───── Extracted entries

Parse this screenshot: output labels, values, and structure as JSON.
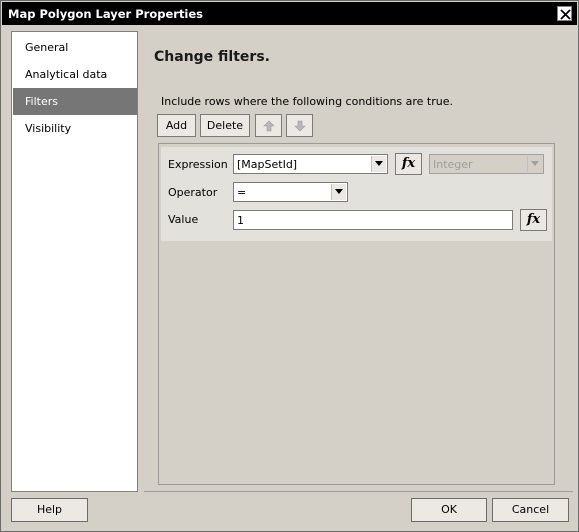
{
  "window": {
    "title": "Map Polygon Layer Properties"
  },
  "sidebar": {
    "items": [
      {
        "label": "General",
        "selected": false
      },
      {
        "label": "Analytical data",
        "selected": false
      },
      {
        "label": "Filters",
        "selected": true
      },
      {
        "label": "Visibility",
        "selected": false
      }
    ]
  },
  "main": {
    "title": "Change filters.",
    "instruction": "Include rows where the following conditions are true.",
    "toolbar": {
      "add_label": "Add",
      "delete_label": "Delete",
      "move_up_icon": "arrow-up-icon",
      "move_down_icon": "arrow-down-icon"
    },
    "filter": {
      "expression_label": "Expression",
      "expression_value": "[MapSetId]",
      "type_value": "Integer",
      "operator_label": "Operator",
      "operator_value": "=",
      "value_label": "Value",
      "value_value": "1",
      "fx_label": "fx"
    }
  },
  "footer": {
    "help_label": "Help",
    "ok_label": "OK",
    "cancel_label": "Cancel"
  }
}
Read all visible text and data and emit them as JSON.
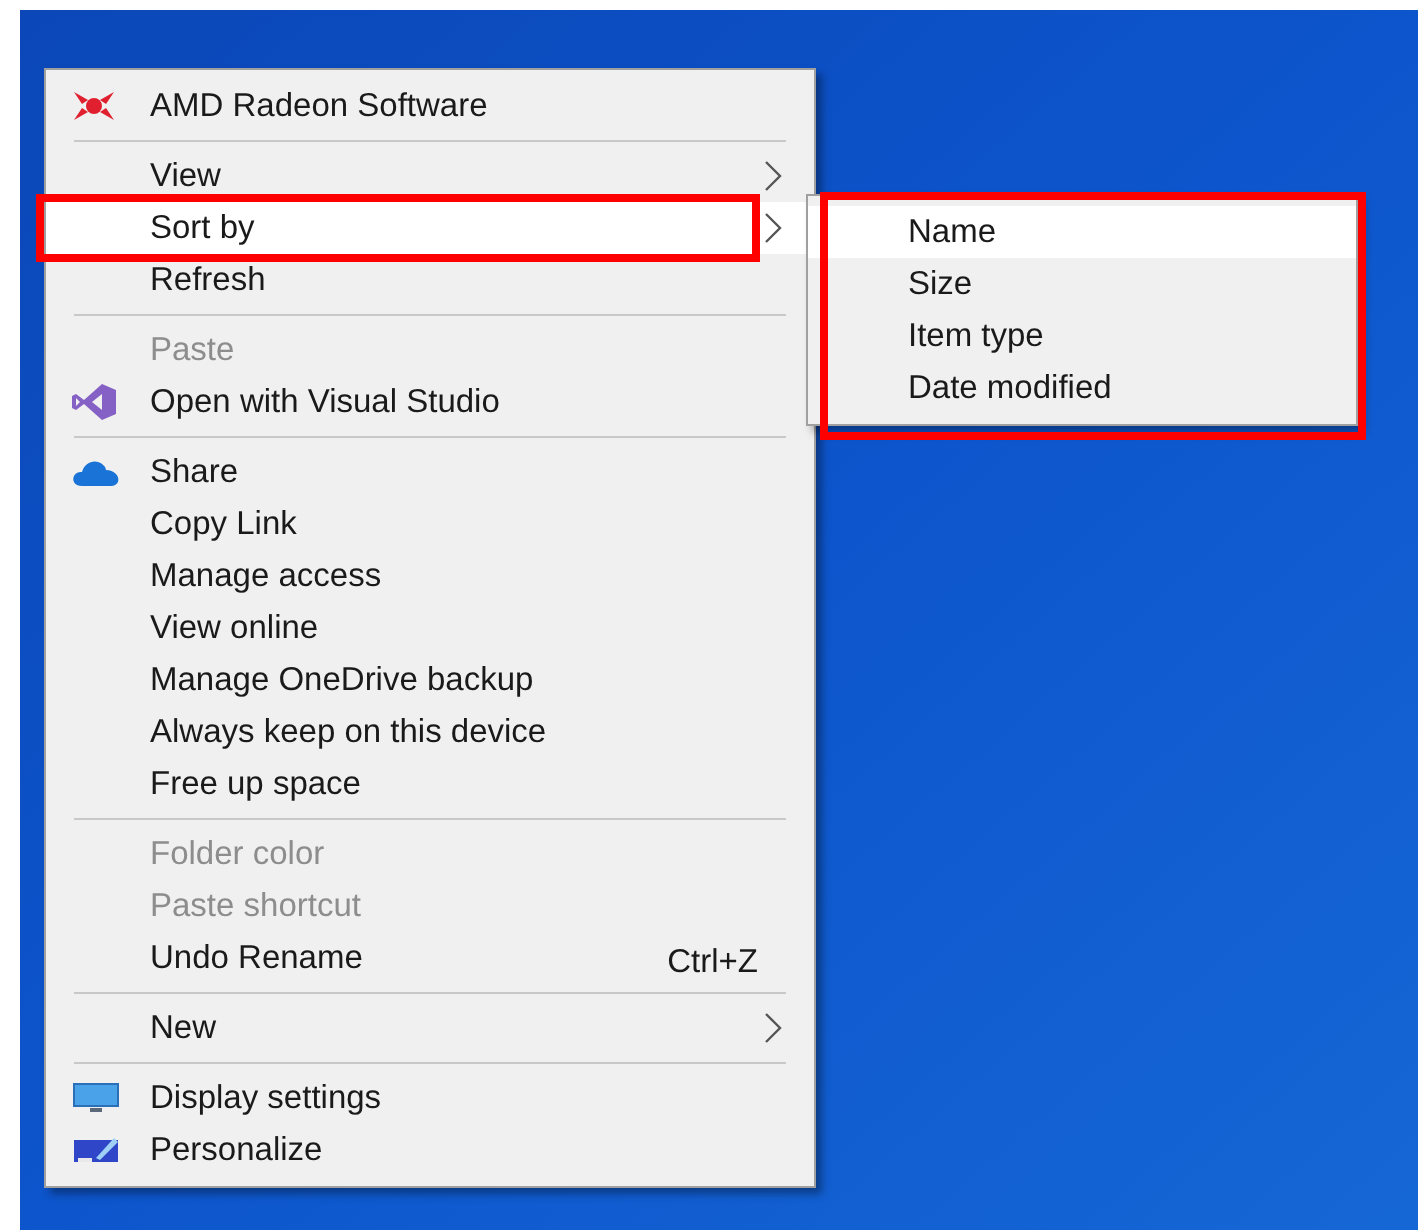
{
  "context_menu": {
    "items": [
      {
        "kind": "item",
        "label": "AMD Radeon Software",
        "disabled": false,
        "highlighted": false,
        "submenu": false,
        "annotated": false
      },
      {
        "kind": "separator"
      },
      {
        "kind": "item",
        "label": "View",
        "disabled": false,
        "highlighted": false,
        "submenu": true,
        "annotated": false
      },
      {
        "kind": "item",
        "label": "Sort by",
        "disabled": false,
        "highlighted": true,
        "submenu": true,
        "annotated": true
      },
      {
        "kind": "item",
        "label": "Refresh",
        "disabled": false,
        "highlighted": false,
        "submenu": false,
        "annotated": false
      },
      {
        "kind": "separator"
      },
      {
        "kind": "item",
        "label": "Paste",
        "disabled": true,
        "highlighted": false,
        "submenu": false,
        "annotated": false
      },
      {
        "kind": "item",
        "label": "Open with Visual Studio",
        "disabled": false,
        "highlighted": false,
        "submenu": false,
        "annotated": false
      },
      {
        "kind": "separator"
      },
      {
        "kind": "item",
        "label": "Share",
        "disabled": false,
        "highlighted": false,
        "submenu": false,
        "annotated": false
      },
      {
        "kind": "item",
        "label": "Copy Link",
        "disabled": false,
        "highlighted": false,
        "submenu": false,
        "annotated": false
      },
      {
        "kind": "item",
        "label": "Manage access",
        "disabled": false,
        "highlighted": false,
        "submenu": false,
        "annotated": false
      },
      {
        "kind": "item",
        "label": "View online",
        "disabled": false,
        "highlighted": false,
        "submenu": false,
        "annotated": false
      },
      {
        "kind": "item",
        "label": "Manage OneDrive backup",
        "disabled": false,
        "highlighted": false,
        "submenu": false,
        "annotated": false
      },
      {
        "kind": "item",
        "label": "Always keep on this device",
        "disabled": false,
        "highlighted": false,
        "submenu": false,
        "annotated": false
      },
      {
        "kind": "item",
        "label": "Free up space",
        "disabled": false,
        "highlighted": false,
        "submenu": false,
        "annotated": false
      },
      {
        "kind": "separator"
      },
      {
        "kind": "item",
        "label": "Folder color",
        "disabled": true,
        "highlighted": false,
        "submenu": false,
        "annotated": false
      },
      {
        "kind": "item",
        "label": "Paste shortcut",
        "disabled": true,
        "highlighted": false,
        "submenu": false,
        "annotated": false
      },
      {
        "kind": "item",
        "label": "Undo Rename",
        "shortcut": "Ctrl+Z",
        "disabled": false,
        "highlighted": false,
        "submenu": false,
        "annotated": false
      },
      {
        "kind": "separator"
      },
      {
        "kind": "item",
        "label": "New",
        "disabled": false,
        "highlighted": false,
        "submenu": true,
        "annotated": false
      },
      {
        "kind": "separator"
      },
      {
        "kind": "item",
        "label": "Display settings",
        "disabled": false,
        "highlighted": false,
        "submenu": false,
        "annotated": false
      },
      {
        "kind": "item",
        "label": "Personalize",
        "disabled": false,
        "highlighted": false,
        "submenu": false,
        "annotated": false
      }
    ]
  },
  "sort_submenu": {
    "annotated": true,
    "items": [
      {
        "label": "Name",
        "highlighted": true
      },
      {
        "label": "Size",
        "highlighted": false
      },
      {
        "label": "Item type",
        "highlighted": false
      },
      {
        "label": "Date modified",
        "highlighted": false
      }
    ]
  }
}
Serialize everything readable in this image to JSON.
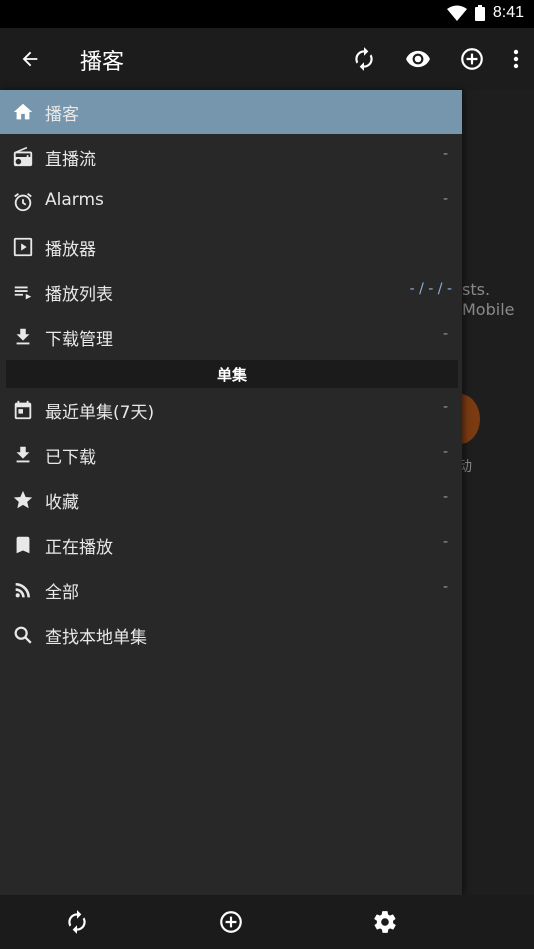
{
  "status_bar": {
    "time": "8:41"
  },
  "app_bar": {
    "title": "播客"
  },
  "background": {
    "fragment_1": "sts.",
    "fragment_2": "Mobile",
    "fragment_3": "动"
  },
  "drawer": {
    "items_top": [
      {
        "label": "播客",
        "count": ""
      },
      {
        "label": "直播流",
        "count": "-"
      },
      {
        "label": "Alarms",
        "count": "-"
      },
      {
        "label": "播放器",
        "count": ""
      },
      {
        "label": "播放列表",
        "count": "- / - / -"
      },
      {
        "label": "下载管理",
        "count": "-"
      }
    ],
    "section_header": "单集",
    "items_episodes": [
      {
        "label": "最近单集(7天)",
        "count": "-"
      },
      {
        "label": "已下载",
        "count": "-"
      },
      {
        "label": "收藏",
        "count": "-"
      },
      {
        "label": "正在播放",
        "count": "-"
      },
      {
        "label": "全部",
        "count": "-"
      },
      {
        "label": "查找本地单集",
        "count": ""
      }
    ]
  },
  "colors": {
    "accent": "#7596ac",
    "drawer_bg": "#282828",
    "icon": "#e8e8e8"
  }
}
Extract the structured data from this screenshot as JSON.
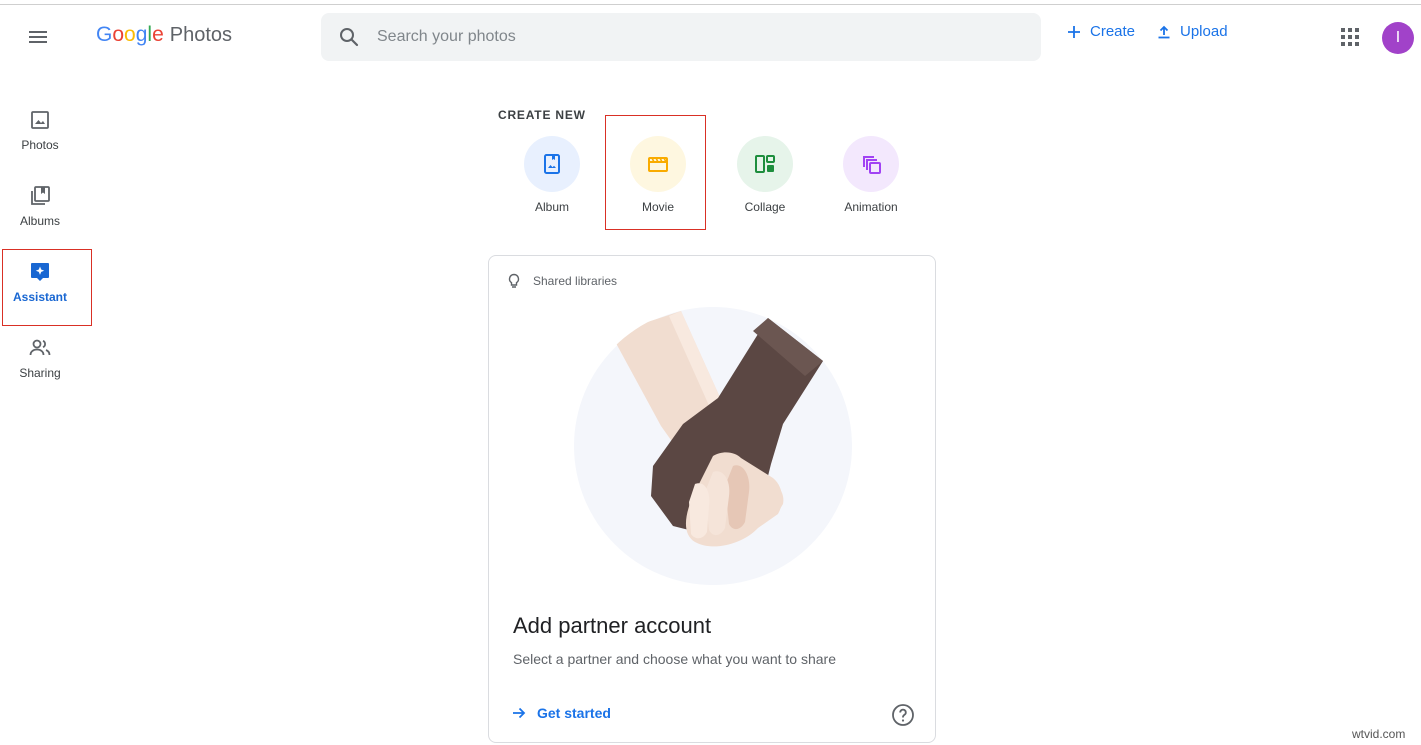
{
  "app": {
    "logo_letters": [
      "G",
      "o",
      "o",
      "g",
      "l",
      "e"
    ],
    "logo_colors": [
      "#4285f4",
      "#ea4335",
      "#fbbc05",
      "#4285f4",
      "#34a853",
      "#ea4335"
    ],
    "product": "Photos"
  },
  "header": {
    "search_placeholder": "Search your photos",
    "create_label": "Create",
    "upload_label": "Upload",
    "avatar_initial": "I",
    "avatar_color": "#a142c9",
    "accent_color": "#1a73e8"
  },
  "sidebar": {
    "items": [
      {
        "label": "Photos",
        "icon": "photo-icon"
      },
      {
        "label": "Albums",
        "icon": "albums-icon"
      },
      {
        "label": "Assistant",
        "icon": "assistant-icon",
        "active": true
      },
      {
        "label": "Sharing",
        "icon": "sharing-icon"
      }
    ]
  },
  "create_new": {
    "title": "CREATE NEW",
    "items": [
      {
        "label": "Album",
        "icon": "album-icon",
        "bg": "#e8f0fe",
        "color": "#1a73e8"
      },
      {
        "label": "Movie",
        "icon": "movie-icon",
        "bg": "#fef7e0",
        "color": "#f9ab00"
      },
      {
        "label": "Collage",
        "icon": "collage-icon",
        "bg": "#e6f4ea",
        "color": "#1e8e3e"
      },
      {
        "label": "Animation",
        "icon": "animation-icon",
        "bg": "#f3e8fd",
        "color": "#a142f4"
      }
    ]
  },
  "card": {
    "header": "Shared libraries",
    "title": "Add partner account",
    "description": "Select a partner and choose what you want to share",
    "cta": "Get started"
  },
  "watermark": "wtvid.com"
}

──────────

Exercise aim |
Quote the full listing above word for word; exclude every picture from the copy.

Result |
Parse this screenshot: output labels, values, and structure as JSON.
{
  "window": {
    "title": "Map Polygon Layer Properties"
  },
  "sidebar": {
    "items": [
      {
        "label": "General",
        "selected": false
      },
      {
        "label": "Analytical data",
        "selected": false
      },
      {
        "label": "Filters",
        "selected": true
      },
      {
        "label": "Visibility",
        "selected": false
      }
    ]
  },
  "main": {
    "title": "Change filters.",
    "instruction": "Include rows where the following conditions are true.",
    "toolbar": {
      "add_label": "Add",
      "delete_label": "Delete",
      "move_up_icon": "arrow-up-icon",
      "move_down_icon": "arrow-down-icon"
    },
    "filter": {
      "expression_label": "Expression",
      "expression_value": "[MapSetId]",
      "type_value": "Integer",
      "operator_label": "Operator",
      "operator_value": "=",
      "value_label": "Value",
      "value_value": "1",
      "fx_label": "fx"
    }
  },
  "footer": {
    "help_label": "Help",
    "ok_label": "OK",
    "cancel_label": "Cancel"
  }
}
Read all visible text and data and emit them as JSON.
{
  "context_menu": {
    "items": [
      {
        "kind": "item",
        "label": "AMD Radeon Software",
        "disabled": false,
        "highlighted": false,
        "submenu": false,
        "annotated": false
      },
      {
        "kind": "separator"
      },
      {
        "kind": "item",
        "label": "View",
        "disabled": false,
        "highlighted": false,
        "submenu": true,
        "annotated": false
      },
      {
        "kind": "item",
        "label": "Sort by",
        "disabled": false,
        "highlighted": true,
        "submenu": true,
        "annotated": true
      },
      {
        "kind": "item",
        "label": "Refresh",
        "disabled": false,
        "highlighted": false,
        "submenu": false,
        "annotated": false
      },
      {
        "kind": "separator"
      },
      {
        "kind": "item",
        "label": "Paste",
        "disabled": true,
        "highlighted": false,
        "submenu": false,
        "annotated": false
      },
      {
        "kind": "item",
        "label": "Open with Visual Studio",
        "disabled": false,
        "highlighted": false,
        "submenu": false,
        "annotated": false
      },
      {
        "kind": "separator"
      },
      {
        "kind": "item",
        "label": "Share",
        "disabled": false,
        "highlighted": false,
        "submenu": false,
        "annotated": false
      },
      {
        "kind": "item",
        "label": "Copy Link",
        "disabled": false,
        "highlighted": false,
        "submenu": false,
        "annotated": false
      },
      {
        "kind": "item",
        "label": "Manage access",
        "disabled": false,
        "highlighted": false,
        "submenu": false,
        "annotated": false
      },
      {
        "kind": "item",
        "label": "View online",
        "disabled": false,
        "highlighted": false,
        "submenu": false,
        "annotated": false
      },
      {
        "kind": "item",
        "label": "Manage OneDrive backup",
        "disabled": false,
        "highlighted": false,
        "submenu": false,
        "annotated": false
      },
      {
        "kind": "item",
        "label": "Always keep on this device",
        "disabled": false,
        "highlighted": false,
        "submenu": false,
        "annotated": false
      },
      {
        "kind": "item",
        "label": "Free up space",
        "disabled": false,
        "highlighted": false,
        "submenu": false,
        "annotated": false
      },
      {
        "kind": "separator"
      },
      {
        "kind": "item",
        "label": "Folder color",
        "disabled": true,
        "highlighted": false,
        "submenu": false,
        "annotated": false
      },
      {
        "kind": "item",
        "label": "Paste shortcut",
        "disabled": true,
        "highlighted": false,
        "submenu": false,
        "annotated": false
      },
      {
        "kind": "item",
        "label": "Undo Rename",
        "shortcut": "Ctrl+Z",
        "disabled": false,
        "highlighted": false,
        "submenu": false,
        "annotated": false
      },
      {
        "kind": "separator"
      },
      {
        "kind": "item",
        "label": "New",
        "disabled": false,
        "highlighted": false,
        "submenu": true,
        "annotated": false
      },
      {
        "kind": "separator"
      },
      {
        "kind": "item",
        "label": "Display settings",
        "disabled": false,
        "highlighted": false,
        "submenu": false,
        "annotated": false
      },
      {
        "kind": "item",
        "label": "Personalize",
        "disabled": false,
        "highlighted": false,
        "submenu": false,
        "annotated": false
      }
    ]
  },
  "sort_submenu": {
    "annotated": true,
    "items": [
      {
        "label": "Name",
        "highlighted": true
      },
      {
        "label": "Size",
        "highlighted": false
      },
      {
        "label": "Item type",
        "highlighted": false
      },
      {
        "label": "Date modified",
        "highlighted": false
      }
    ]
  }
}
Serialize everything readable in this image to JSON.
{
  "status_bar": {
    "time": "8:41"
  },
  "app_bar": {
    "title": "播客"
  },
  "background": {
    "fragment_1": "sts.",
    "fragment_2": "Mobile",
    "fragment_3": "动"
  },
  "drawer": {
    "items_top": [
      {
        "label": "播客",
        "count": ""
      },
      {
        "label": "直播流",
        "count": "-"
      },
      {
        "label": "Alarms",
        "count": "-"
      },
      {
        "label": "播放器",
        "count": ""
      },
      {
        "label": "播放列表",
        "count": "- / - / -"
      },
      {
        "label": "下载管理",
        "count": "-"
      }
    ],
    "section_header": "单集",
    "items_episodes": [
      {
        "label": "最近单集(7天)",
        "count": "-"
      },
      {
        "label": "已下载",
        "count": "-"
      },
      {
        "label": "收藏",
        "count": "-"
      },
      {
        "label": "正在播放",
        "count": "-"
      },
      {
        "label": "全部",
        "count": "-"
      },
      {
        "label": "查找本地单集",
        "count": ""
      }
    ]
  },
  "colors": {
    "accent": "#7596ac",
    "drawer_bg": "#282828",
    "icon": "#e8e8e8"
  }
}
Extract the structured data from this screenshot as JSON.
{
  "app": {
    "logo_letters": [
      "G",
      "o",
      "o",
      "g",
      "l",
      "e"
    ],
    "logo_colors": [
      "#4285f4",
      "#ea4335",
      "#fbbc05",
      "#4285f4",
      "#34a853",
      "#ea4335"
    ],
    "product": "Photos"
  },
  "header": {
    "search_placeholder": "Search your photos",
    "create_label": "Create",
    "upload_label": "Upload",
    "avatar_initial": "I",
    "avatar_color": "#a142c9",
    "accent_color": "#1a73e8"
  },
  "sidebar": {
    "items": [
      {
        "label": "Photos",
        "icon": "photo-icon"
      },
      {
        "label": "Albums",
        "icon": "albums-icon"
      },
      {
        "label": "Assistant",
        "icon": "assistant-icon",
        "active": true
      },
      {
        "label": "Sharing",
        "icon": "sharing-icon"
      }
    ]
  },
  "create_new": {
    "title": "CREATE NEW",
    "items": [
      {
        "label": "Album",
        "icon": "album-icon",
        "bg": "#e8f0fe",
        "color": "#1a73e8"
      },
      {
        "label": "Movie",
        "icon": "movie-icon",
        "bg": "#fef7e0",
        "color": "#f9ab00"
      },
      {
        "label": "Collage",
        "icon": "collage-icon",
        "bg": "#e6f4ea",
        "color": "#1e8e3e"
      },
      {
        "label": "Animation",
        "icon": "animation-icon",
        "bg": "#f3e8fd",
        "color": "#a142f4"
      }
    ]
  },
  "card": {
    "header": "Shared libraries",
    "title": "Add partner account",
    "description": "Select a partner and choose what you want to share",
    "cta": "Get started"
  },
  "watermark": "wtvid.com"
}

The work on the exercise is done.